Leave out the pictures; transcribe all else exactly.
★ ★ ★
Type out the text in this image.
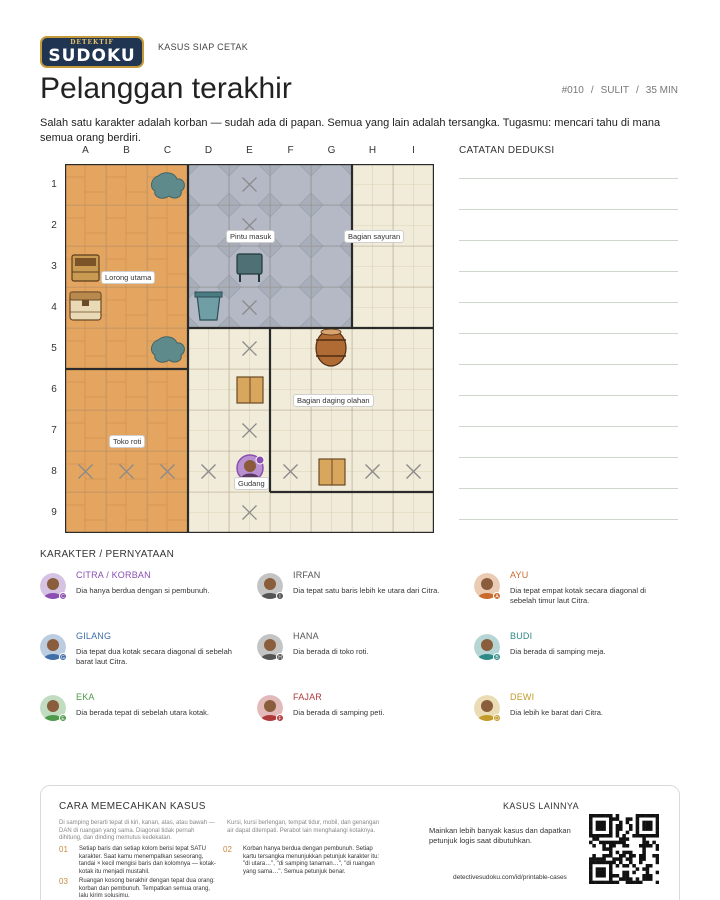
DETEKTIF
SUDOKU	KASUS SIAP CETAK
Pelanggan terakhir	#010 / SULIT / 35 MIN
Salah satu karakter adalah korban — sudah ada di papan. Semua yang lain adalah tersangka. Tugasmu: mencari tahu di mana semua orang berdiri.
A	B	C	D	E	F	G	H	I
1
2
3
4
5
6
7
8
9
Pintu masuk	Bagian sayuran
Lorong utama
Bagian daging olahan
Toko roti
Gudang
CATATAN DEDUKSI
KARAKTER / PERNYATAAN
C
CITRA / KORBAN
Dia hanya berdua dengan si pembunuh.
I
IRFAN
Dia tepat satu baris lebih ke utara dari Citra.
A
AYU
Dia tepat empat kotak secara diagonal di sebelah timur laut Citra.
G
GILANG
Dia tepat dua kotak secara diagonal di sebelah barat laut Citra.	H
HANA
Dia berada di toko roti.
B
BUDI
Dia berada di samping meja.
E
EKA
Dia berada tepat di sebelah utara kotak.
F
FAJAR
Dia berada di samping peti.
D
DEWI
Dia lebih ke barat dari Citra.
CARA MEMECAHKAN KASUS
Di samping berarti tepat di kiri, kanan, atas, atau bawah — DAN di ruangan yang sama. Diagonal tidak pernah dihitung, dan dinding memutus kedekatan.
Kursi, kursi berlengan, tempat tidur, mobil, dan genangan air dapat ditempati. Perabot lain menghalangi kotaknya.
01 Setiap baris dan setiap kolom berisi tepat SATU karakter. Saat kamu menempatkan seseorang, tandai × kecil mengisi baris dan kolomnya — kotak-kotak itu menjadi mustahil.
02 Korban hanya berdua dengan pembunuh. Setiap kartu tersangka menunjukkan petunjuk karakter itu: "di utara…", "di samping tanaman…", "di ruangan yang sama…". Semua petunjuk benar.
03 Ruangan kosong berakhir dengan tepat dua orang: korban dan pembunuh. Tempatkan semua orang, lalu kirim solusimu.
KASUS LAINNYA
Mainkan lebih banyak kasus dan dapatkan petunjuk logis saat dibutuhkan.
detectivesudoku.com/id/printable-cases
★ ★ ★
### [The result]
Type out the text in this image.
DETEKTIF
SUDOKU	KASUS SIAP CETAK
Pelanggan terakhir	#010 / SULIT / 35 MIN
Salah satu karakter adalah korban — sudah ada di papan. Semua yang lain adalah tersangka. Tugasmu: mencari tahu di mana semua orang berdiri.
A	B	C	D	E	F	G	H	I
1
2
3
4
5
6
7
8
9
Pintu masuk	Bagian sayuran
Lorong utama
Bagian daging olahan
Toko roti
Gudang
CATATAN DEDUKSI
KARAKTER / PERNYATAAN
C
CITRA / KORBAN
Dia hanya berdua dengan si pembunuh.
I
IRFAN
Dia tepat satu baris lebih ke utara dari Citra.
A
AYU
Dia tepat empat kotak secara diagonal di sebelah timur laut Citra.
G
GILANG
Dia tepat dua kotak secara diagonal di sebelah barat laut Citra.	H
HANA
Dia berada di toko roti.
B
BUDI
Dia berada di samping meja.
E
EKA
Dia berada tepat di sebelah utara kotak.
F
FAJAR
Dia berada di samping peti.
D
DEWI
Dia lebih ke barat dari Citra.
CARA MEMECAHKAN KASUS
Di samping berarti tepat di kiri, kanan, atas, atau bawah — DAN di ruangan yang sama. Diagonal tidak pernah dihitung, dan dinding memutus kedekatan.
Kursi, kursi berlengan, tempat tidur, mobil, dan genangan air dapat ditempati. Perabot lain menghalangi kotaknya.
01 Setiap baris dan setiap kolom berisi tepat SATU karakter. Saat kamu menempatkan seseorang, tandai × kecil mengisi baris dan kolomnya — kotak-kotak itu menjadi mustahil.
02 Korban hanya berdua dengan pembunuh. Setiap kartu tersangka menunjukkan petunjuk karakter itu: "di utara…", "di samping tanaman…", "di ruangan yang sama…". Semua petunjuk benar.
03 Ruangan kosong berakhir dengan tepat dua orang: korban dan pembunuh. Tempatkan semua orang, lalu kirim solusimu.
KASUS LAINNYA
Mainkan lebih banyak kasus dan dapatkan petunjuk logis saat dibutuhkan.
detectivesudoku.com/id/printable-cases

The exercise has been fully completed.